Where does the string "Siemens" appear in the records? Copy every line that contains it.

::: ENTRIES PROVIDED

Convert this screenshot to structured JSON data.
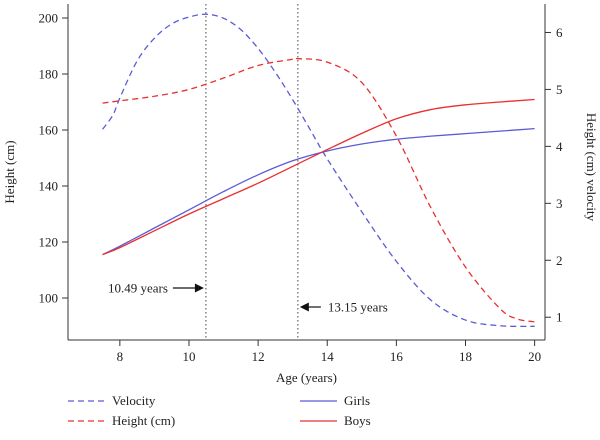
{
  "chart_data": {
    "type": "line",
    "xlabel": "Age (years)",
    "ylabel_left": "Height (cm)",
    "ylabel_right": "Height (cm) velocity",
    "x_range": [
      6.5,
      20.3
    ],
    "y_left_range": [
      85,
      205
    ],
    "y_right_range": [
      0.6,
      6.5
    ],
    "x_ticks": [
      8,
      10,
      12,
      14,
      16,
      18,
      20
    ],
    "y_left_ticks": [
      100,
      120,
      140,
      160,
      180,
      200
    ],
    "y_right_ticks": [
      1,
      2,
      3,
      4,
      5,
      6
    ],
    "series": [
      {
        "name": "Girls",
        "measure": "Height (cm)",
        "axis": "left",
        "color": "#5B5BD6",
        "dash": "solid",
        "x": [
          7.5,
          8,
          9,
          10,
          11,
          12,
          13,
          14,
          15,
          16,
          17,
          18,
          19,
          20
        ],
        "y": [
          115.5,
          118.5,
          125,
          131.5,
          138,
          144,
          149,
          152.5,
          155,
          156.7,
          157.8,
          158.7,
          159.6,
          160.5
        ]
      },
      {
        "name": "Boys",
        "measure": "Height (cm)",
        "axis": "left",
        "color": "#E8302E",
        "dash": "solid",
        "x": [
          7.5,
          8,
          9,
          10,
          11,
          12,
          13,
          14,
          15,
          16,
          17,
          18,
          19,
          20
        ],
        "y": [
          115.5,
          118,
          124,
          130,
          135.5,
          141,
          147,
          153,
          158.8,
          164,
          167.3,
          169,
          170,
          170.9
        ]
      },
      {
        "name": "Girls",
        "measure": "Velocity",
        "axis": "right",
        "color": "#5B5BD6",
        "dash": "dashed",
        "x": [
          7.5,
          7.8,
          8,
          8.5,
          9,
          9.5,
          10,
          10.49,
          11,
          11.5,
          12,
          12.5,
          13,
          13.5,
          14,
          15,
          16,
          17,
          18,
          19,
          20
        ],
        "y": [
          4.3,
          4.55,
          4.85,
          5.5,
          5.9,
          6.15,
          6.27,
          6.32,
          6.25,
          6.05,
          5.72,
          5.3,
          4.82,
          4.3,
          3.78,
          2.85,
          1.98,
          1.3,
          0.95,
          0.85,
          0.84
        ]
      },
      {
        "name": "Boys",
        "measure": "Velocity",
        "axis": "right",
        "color": "#E8302E",
        "dash": "dashed",
        "x": [
          7.5,
          8,
          9,
          10,
          11,
          12,
          13,
          13.15,
          14,
          15,
          16,
          17,
          18,
          19,
          19.5,
          20
        ],
        "y": [
          4.76,
          4.8,
          4.88,
          5.0,
          5.2,
          5.42,
          5.53,
          5.54,
          5.48,
          5.12,
          4.18,
          2.92,
          1.88,
          1.15,
          0.97,
          0.92
        ]
      }
    ],
    "annotations": [
      {
        "label": "10.49 years",
        "x": 10.49,
        "arrow": "right"
      },
      {
        "label": "13.15 years",
        "x": 13.15,
        "arrow": "left"
      }
    ],
    "legend": {
      "placement": "bottom",
      "items": [
        {
          "label": "Velocity",
          "style": "dashed",
          "color": "#5B5BD6"
        },
        {
          "label": "Height (cm)",
          "style": "dashed",
          "color": "#E8302E"
        },
        {
          "label": "Girls",
          "style": "solid",
          "color": "#5B5BD6"
        },
        {
          "label": "Boys",
          "style": "solid",
          "color": "#E8302E"
        }
      ]
    },
    "grid": false
  }
}
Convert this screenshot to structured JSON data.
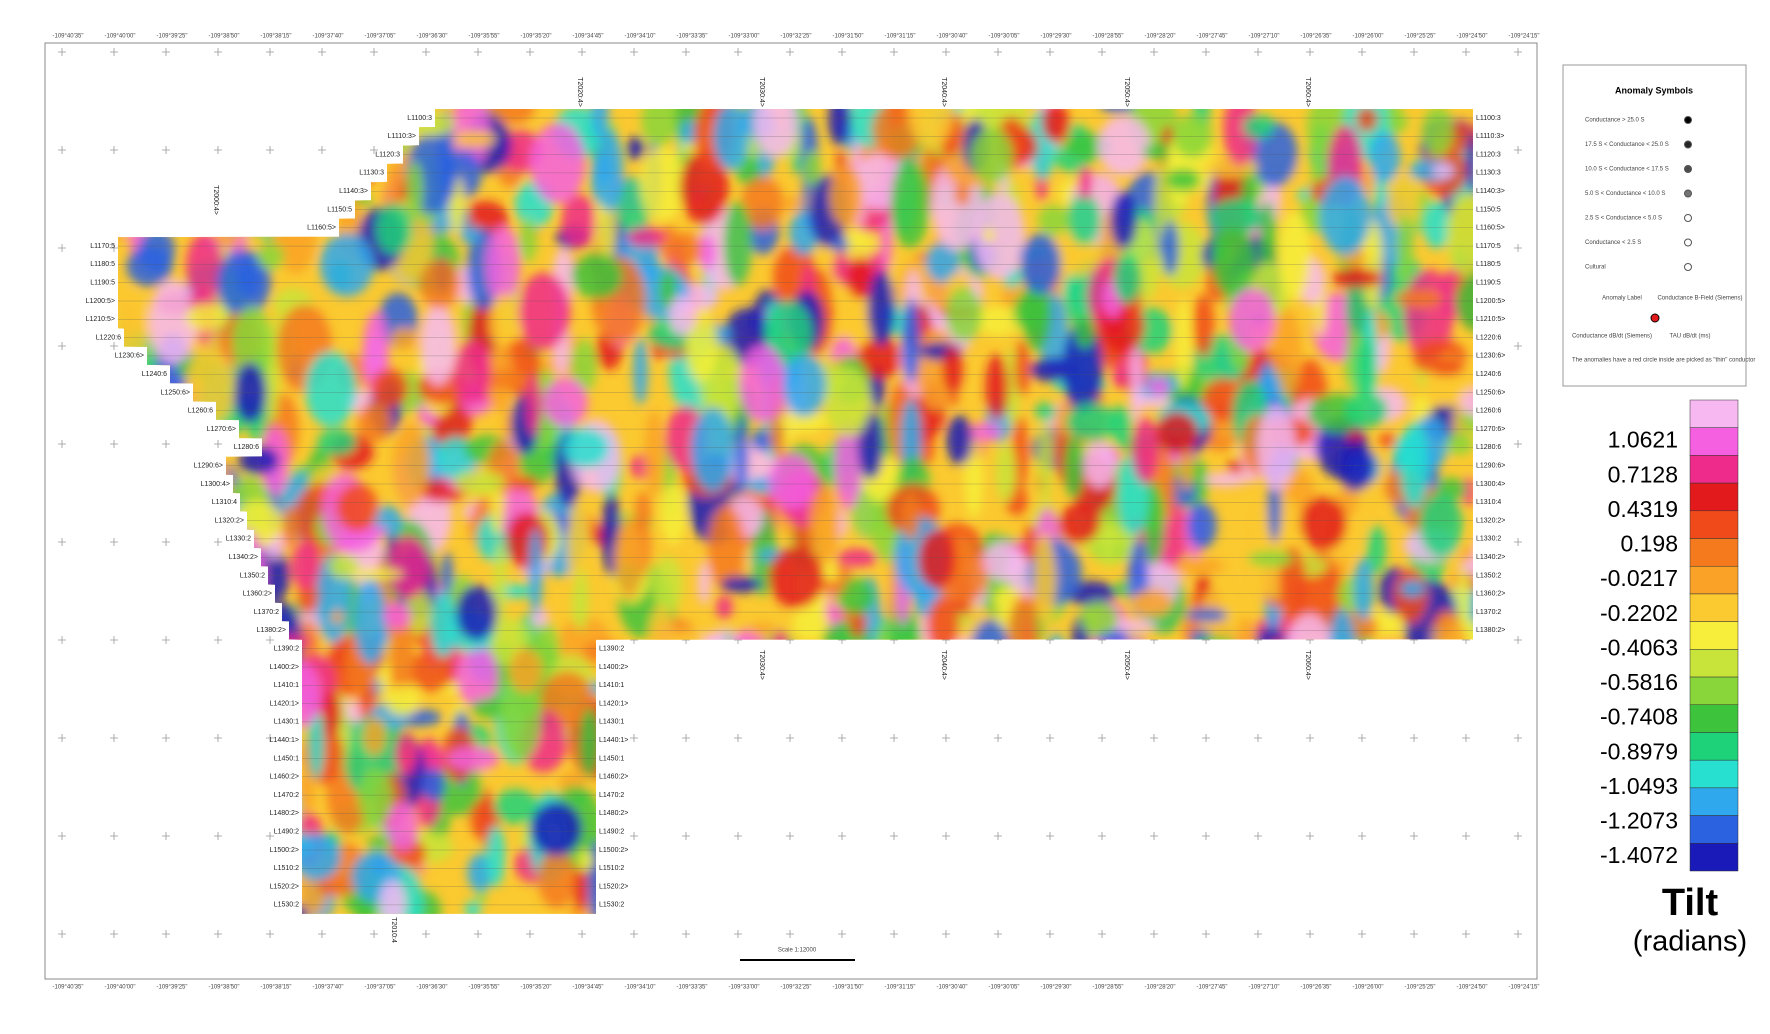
{
  "map": {
    "lines": [
      "L1100:3",
      "L1110:3>",
      "L1120:3",
      "L1130:3",
      "L1140:3>",
      "L1150:5",
      "L1160:5>",
      "L1170:5",
      "L1180:5",
      "L1190:5",
      "L1200:5>",
      "L1210:5>",
      "L1220:6",
      "L1230:6>",
      "L1240:6",
      "L1250:6>",
      "L1260:6",
      "L1270:6>",
      "L1280:6",
      "L1290:6>",
      "L1300:4>",
      "L1310:4",
      "L1320:2>",
      "L1330:2",
      "L1340:2>",
      "L1350:2",
      "L1360:2>",
      "L1370:2",
      "L1380:2>",
      "L1390:2",
      "L1400:2>",
      "L1410:1",
      "L1420:1>",
      "L1430:1",
      "L1440:1>",
      "L1450:1",
      "L1460:2>",
      "L1470:2",
      "L1480:2>",
      "L1490:2",
      "L1500:2>",
      "L1510:2",
      "L1520:2>",
      "L1530:2"
    ],
    "tie_lines": [
      "T2000:4>",
      "T2010:4",
      "T2020:4>",
      "T2030:4>",
      "T2040:4>",
      "T2050:4>",
      "T2060:4>"
    ],
    "longitudes": [
      "-109°40'35\"",
      "-109°40'00\"",
      "-109°39'25\"",
      "-109°38'50\"",
      "-109°38'15\"",
      "-109°37'40\"",
      "-109°37'05\"",
      "-109°36'30\"",
      "-109°35'55\"",
      "-109°35'20\"",
      "-109°34'45\"",
      "-109°34'10\"",
      "-109°33'35\"",
      "-109°33'00\"",
      "-109°32'25\"",
      "-109°31'50\"",
      "-109°31'15\"",
      "-109°30'40\"",
      "-109°30'05\"",
      "-109°29'30\"",
      "-109°28'55\"",
      "-109°28'20\"",
      "-109°27'45\"",
      "-109°27'10\"",
      "-109°26'35\"",
      "-109°26'00\"",
      "-109°25'25\"",
      "-109°24'50\"",
      "-109°24'15\""
    ],
    "scale": "Scale 1:12000"
  },
  "legend": {
    "title": "Anomaly Symbols",
    "items": [
      "Conductance > 25.0 S",
      "17.5 S < Conductance < 25.0 S",
      "10.0 S < Conductance < 17.5 S",
      "5.0 S < Conductance < 10.0 S",
      "2.5 S < Conductance < 5.0 S",
      "Conductance < 2.5 S",
      "Cultural"
    ],
    "anomaly_label": "Anomaly Label",
    "bfield": "Conductance B-Field (Siemens)",
    "dbdt": "Conductance dB/dt (Siemens)",
    "tau": "TAU dB/dt (ms)",
    "note": "The anomalies have a red circle inside are picked as \"thin\" conductor"
  },
  "colorbar": {
    "labels": [
      1.0621,
      0.7128,
      0.4319,
      0.198,
      -0.0217,
      -0.2202,
      -0.4063,
      -0.5816,
      -0.7408,
      -0.8979,
      -1.0493,
      -1.2073,
      -1.4072
    ],
    "colors": [
      "#f7b8f2",
      "#f560e0",
      "#ee2a8a",
      "#e31a1c",
      "#f04a1a",
      "#f57a1e",
      "#f9a227",
      "#fbc930",
      "#f6ee3a",
      "#c8e43a",
      "#88d63a",
      "#3ec43c",
      "#1ed27a",
      "#27e0d0",
      "#2fa8ee",
      "#2a62e0",
      "#1a1ab8"
    ],
    "title": "Tilt",
    "unit": "(radians)"
  }
}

::::::

**IN RESPONSE**
    "bfield": "Conductance B-Field (Siemens)",
    "dbdt": "Conductance dB/dt (Siemens)",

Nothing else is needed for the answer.